GIVEN TASK: Copy out only those lines running from the line with "OCR this image." to the end of the listing, keeping each one exactly as it is.

## Begin

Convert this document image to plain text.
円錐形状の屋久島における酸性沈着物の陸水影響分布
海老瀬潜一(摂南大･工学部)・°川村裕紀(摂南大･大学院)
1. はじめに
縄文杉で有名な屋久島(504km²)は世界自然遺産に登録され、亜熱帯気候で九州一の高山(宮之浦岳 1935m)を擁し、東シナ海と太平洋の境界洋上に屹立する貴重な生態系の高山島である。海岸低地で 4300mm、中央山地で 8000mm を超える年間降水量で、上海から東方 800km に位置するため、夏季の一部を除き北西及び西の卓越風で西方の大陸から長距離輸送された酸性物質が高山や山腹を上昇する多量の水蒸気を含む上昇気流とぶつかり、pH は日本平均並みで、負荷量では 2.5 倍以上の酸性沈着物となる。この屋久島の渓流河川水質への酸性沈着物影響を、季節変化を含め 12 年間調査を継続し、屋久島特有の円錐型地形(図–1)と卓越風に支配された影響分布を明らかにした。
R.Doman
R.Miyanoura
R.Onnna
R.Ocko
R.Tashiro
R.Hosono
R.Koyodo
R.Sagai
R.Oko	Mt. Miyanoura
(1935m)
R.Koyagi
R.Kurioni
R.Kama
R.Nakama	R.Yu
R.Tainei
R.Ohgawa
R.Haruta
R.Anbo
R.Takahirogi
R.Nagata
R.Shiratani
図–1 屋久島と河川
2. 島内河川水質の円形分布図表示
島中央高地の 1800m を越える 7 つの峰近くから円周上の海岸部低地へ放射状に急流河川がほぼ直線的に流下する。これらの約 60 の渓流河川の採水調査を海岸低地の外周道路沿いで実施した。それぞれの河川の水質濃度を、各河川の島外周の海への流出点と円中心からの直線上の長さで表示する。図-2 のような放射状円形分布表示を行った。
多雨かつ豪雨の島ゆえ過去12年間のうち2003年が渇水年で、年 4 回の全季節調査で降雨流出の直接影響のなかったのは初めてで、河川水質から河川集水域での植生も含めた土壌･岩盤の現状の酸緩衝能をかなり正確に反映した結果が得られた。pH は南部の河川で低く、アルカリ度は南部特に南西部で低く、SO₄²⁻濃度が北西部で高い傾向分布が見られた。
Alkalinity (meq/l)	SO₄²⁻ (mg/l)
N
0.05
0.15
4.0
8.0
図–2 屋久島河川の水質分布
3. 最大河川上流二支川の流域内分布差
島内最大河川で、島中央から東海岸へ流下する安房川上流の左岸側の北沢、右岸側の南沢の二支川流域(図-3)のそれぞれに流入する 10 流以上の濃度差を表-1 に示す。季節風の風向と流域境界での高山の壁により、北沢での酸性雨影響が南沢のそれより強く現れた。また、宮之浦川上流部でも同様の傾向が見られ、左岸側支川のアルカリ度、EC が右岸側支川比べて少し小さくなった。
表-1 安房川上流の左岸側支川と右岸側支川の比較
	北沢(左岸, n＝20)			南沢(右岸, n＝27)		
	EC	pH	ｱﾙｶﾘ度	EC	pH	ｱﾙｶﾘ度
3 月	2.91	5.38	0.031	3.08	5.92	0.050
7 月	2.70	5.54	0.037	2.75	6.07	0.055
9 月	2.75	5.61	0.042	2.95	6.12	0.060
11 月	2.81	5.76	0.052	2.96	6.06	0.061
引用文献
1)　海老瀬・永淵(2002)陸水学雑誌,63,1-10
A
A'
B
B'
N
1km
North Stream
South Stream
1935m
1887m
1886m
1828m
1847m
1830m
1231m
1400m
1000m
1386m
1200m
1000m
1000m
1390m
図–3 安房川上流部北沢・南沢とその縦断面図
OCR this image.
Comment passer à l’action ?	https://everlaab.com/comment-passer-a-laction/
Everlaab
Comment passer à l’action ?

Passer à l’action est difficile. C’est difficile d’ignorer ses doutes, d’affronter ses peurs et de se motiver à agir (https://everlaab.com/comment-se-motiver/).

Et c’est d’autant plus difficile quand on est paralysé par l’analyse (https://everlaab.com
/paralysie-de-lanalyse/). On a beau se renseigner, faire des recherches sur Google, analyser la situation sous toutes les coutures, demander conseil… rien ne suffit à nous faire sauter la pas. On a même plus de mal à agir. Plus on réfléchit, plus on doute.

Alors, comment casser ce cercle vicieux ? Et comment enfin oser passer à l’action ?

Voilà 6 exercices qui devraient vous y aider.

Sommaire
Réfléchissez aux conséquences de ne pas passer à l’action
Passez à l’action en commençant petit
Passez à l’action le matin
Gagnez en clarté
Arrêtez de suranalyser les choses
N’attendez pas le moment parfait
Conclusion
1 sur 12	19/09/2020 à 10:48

## End

WRITTEN SOLUTION:
OCR this image.
Comment passer à l’action ?	https://everlaab.com/comment-passer-a-laction/
Everlaab
Comment passer à l’action ?

Passer à l’action est difficile. C’est difficile d’ignorer ses doutes, d’affronter ses peurs et de se motiver à agir (https://everlaab.com/comment-se-motiver/).

Et c’est d’autant plus difficile quand on est paralysé par l’analyse (https://everlaab.com
/paralysie-de-lanalyse/). On a beau se renseigner, faire des recherches sur Google, analyser la situation sous toutes les coutures, demander conseil… rien ne suffit à nous faire sauter la pas. On a même plus de mal à agir. Plus on réfléchit, plus on doute.

Alors, comment casser ce cercle vicieux ? Et comment enfin oser passer à l’action ?

Voilà 6 exercices qui devraient vous y aider.

Sommaire
Réfléchissez aux conséquences de ne pas passer à l’action
Passez à l’action en commençant petit
Passez à l’action le matin
Gagnez en clarté
Arrêtez de suranalyser les choses
N’attendez pas le moment parfait
Conclusion
1 sur 12	19/09/2020 à 10:48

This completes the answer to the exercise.